+++ Records supplied +++
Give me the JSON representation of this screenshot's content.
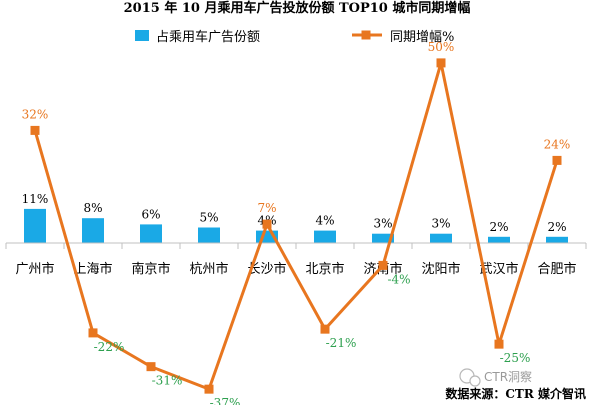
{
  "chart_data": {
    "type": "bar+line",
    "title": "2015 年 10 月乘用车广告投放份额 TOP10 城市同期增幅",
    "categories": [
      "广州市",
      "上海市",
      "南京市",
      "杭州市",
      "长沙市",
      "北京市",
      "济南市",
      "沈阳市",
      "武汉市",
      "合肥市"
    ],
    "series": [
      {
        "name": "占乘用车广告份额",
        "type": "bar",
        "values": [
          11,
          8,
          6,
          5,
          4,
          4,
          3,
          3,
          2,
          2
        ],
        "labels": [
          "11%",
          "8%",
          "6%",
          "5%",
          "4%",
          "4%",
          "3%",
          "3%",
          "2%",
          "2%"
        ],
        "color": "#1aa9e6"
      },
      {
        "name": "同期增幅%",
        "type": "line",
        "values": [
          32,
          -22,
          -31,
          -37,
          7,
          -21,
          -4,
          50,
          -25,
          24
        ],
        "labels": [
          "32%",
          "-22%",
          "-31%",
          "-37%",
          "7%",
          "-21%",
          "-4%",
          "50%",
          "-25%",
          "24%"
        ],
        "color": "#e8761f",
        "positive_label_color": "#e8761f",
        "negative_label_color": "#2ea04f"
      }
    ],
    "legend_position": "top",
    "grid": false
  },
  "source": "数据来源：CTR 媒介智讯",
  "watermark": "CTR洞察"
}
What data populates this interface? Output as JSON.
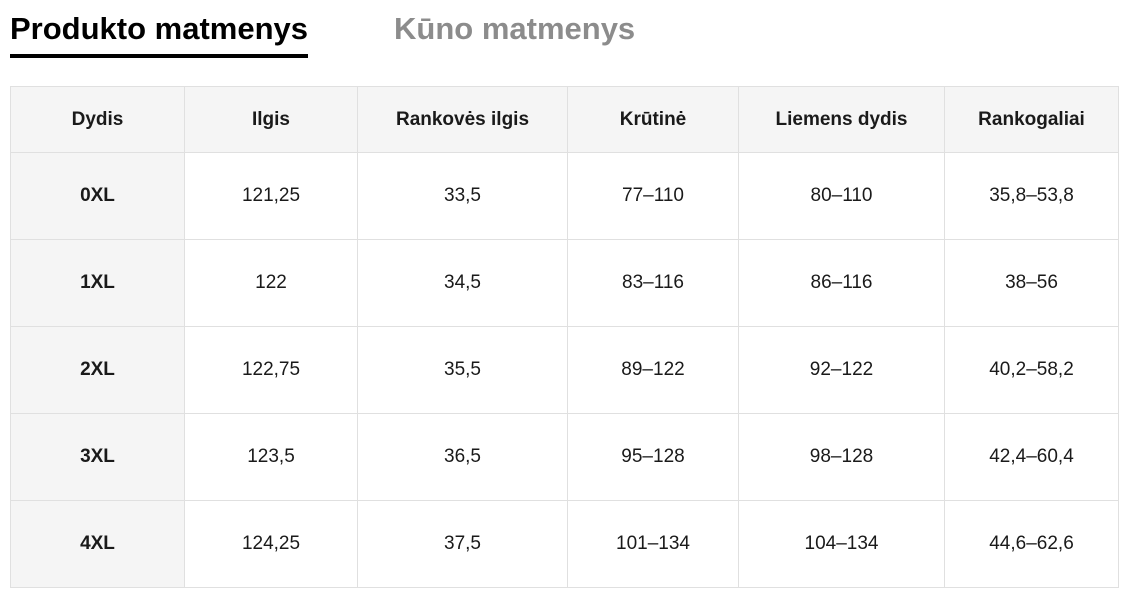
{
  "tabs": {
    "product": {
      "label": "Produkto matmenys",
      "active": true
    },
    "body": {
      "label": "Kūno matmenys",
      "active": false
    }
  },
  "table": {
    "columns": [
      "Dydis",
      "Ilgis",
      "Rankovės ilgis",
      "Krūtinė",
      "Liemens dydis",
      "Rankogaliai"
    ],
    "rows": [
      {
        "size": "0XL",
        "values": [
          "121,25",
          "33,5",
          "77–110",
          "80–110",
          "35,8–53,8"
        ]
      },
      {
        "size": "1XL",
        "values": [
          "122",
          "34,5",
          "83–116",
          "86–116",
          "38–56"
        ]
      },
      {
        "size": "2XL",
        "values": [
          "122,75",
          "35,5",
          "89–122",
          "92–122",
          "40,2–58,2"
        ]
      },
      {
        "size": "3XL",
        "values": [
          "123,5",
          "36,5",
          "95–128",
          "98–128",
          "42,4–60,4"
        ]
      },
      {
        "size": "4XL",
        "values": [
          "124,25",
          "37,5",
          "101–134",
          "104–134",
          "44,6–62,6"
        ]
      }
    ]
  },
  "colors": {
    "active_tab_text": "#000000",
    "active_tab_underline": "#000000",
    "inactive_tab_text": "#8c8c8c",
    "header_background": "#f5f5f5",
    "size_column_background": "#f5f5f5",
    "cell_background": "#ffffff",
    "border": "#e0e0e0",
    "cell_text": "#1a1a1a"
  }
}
+++
* **Given request**: Leave out the pictures and retype every line above exactly.

* **Exercise answer**:
Give me the JSON representation of this screenshot's content.
{
  "chart_data": {
    "type": "bar+line",
    "title": "2015 年 10 月乘用车广告投放份额 TOP10 城市同期增幅",
    "categories": [
      "广州市",
      "上海市",
      "南京市",
      "杭州市",
      "长沙市",
      "北京市",
      "济南市",
      "沈阳市",
      "武汉市",
      "合肥市"
    ],
    "series": [
      {
        "name": "占乘用车广告份额",
        "type": "bar",
        "values": [
          11,
          8,
          6,
          5,
          4,
          4,
          3,
          3,
          2,
          2
        ],
        "labels": [
          "11%",
          "8%",
          "6%",
          "5%",
          "4%",
          "4%",
          "3%",
          "3%",
          "2%",
          "2%"
        ],
        "color": "#1aa9e6"
      },
      {
        "name": "同期增幅%",
        "type": "line",
        "values": [
          32,
          -22,
          -31,
          -37,
          7,
          -21,
          -4,
          50,
          -25,
          24
        ],
        "labels": [
          "32%",
          "-22%",
          "-31%",
          "-37%",
          "7%",
          "-21%",
          "-4%",
          "50%",
          "-25%",
          "24%"
        ],
        "color": "#e8761f",
        "positive_label_color": "#e8761f",
        "negative_label_color": "#2ea04f"
      }
    ],
    "legend_position": "top",
    "grid": false
  },
  "source": "数据来源：CTR 媒介智讯",
  "watermark": "CTR洞察"
}
What data populates this interface? Output as JSON.
{
  "tabs": {
    "product": {
      "label": "Produkto matmenys",
      "active": true
    },
    "body": {
      "label": "Kūno matmenys",
      "active": false
    }
  },
  "table": {
    "columns": [
      "Dydis",
      "Ilgis",
      "Rankovės ilgis",
      "Krūtinė",
      "Liemens dydis",
      "Rankogaliai"
    ],
    "rows": [
      {
        "size": "0XL",
        "values": [
          "121,25",
          "33,5",
          "77–110",
          "80–110",
          "35,8–53,8"
        ]
      },
      {
        "size": "1XL",
        "values": [
          "122",
          "34,5",
          "83–116",
          "86–116",
          "38–56"
        ]
      },
      {
        "size": "2XL",
        "values": [
          "122,75",
          "35,5",
          "89–122",
          "92–122",
          "40,2–58,2"
        ]
      },
      {
        "size": "3XL",
        "values": [
          "123,5",
          "36,5",
          "95–128",
          "98–128",
          "42,4–60,4"
        ]
      },
      {
        "size": "4XL",
        "values": [
          "124,25",
          "37,5",
          "101–134",
          "104–134",
          "44,6–62,6"
        ]
      }
    ]
  },
  "colors": {
    "active_tab_text": "#000000",
    "active_tab_underline": "#000000",
    "inactive_tab_text": "#8c8c8c",
    "header_background": "#f5f5f5",
    "size_column_background": "#f5f5f5",
    "cell_background": "#ffffff",
    "border": "#e0e0e0",
    "cell_text": "#1a1a1a"
  }
}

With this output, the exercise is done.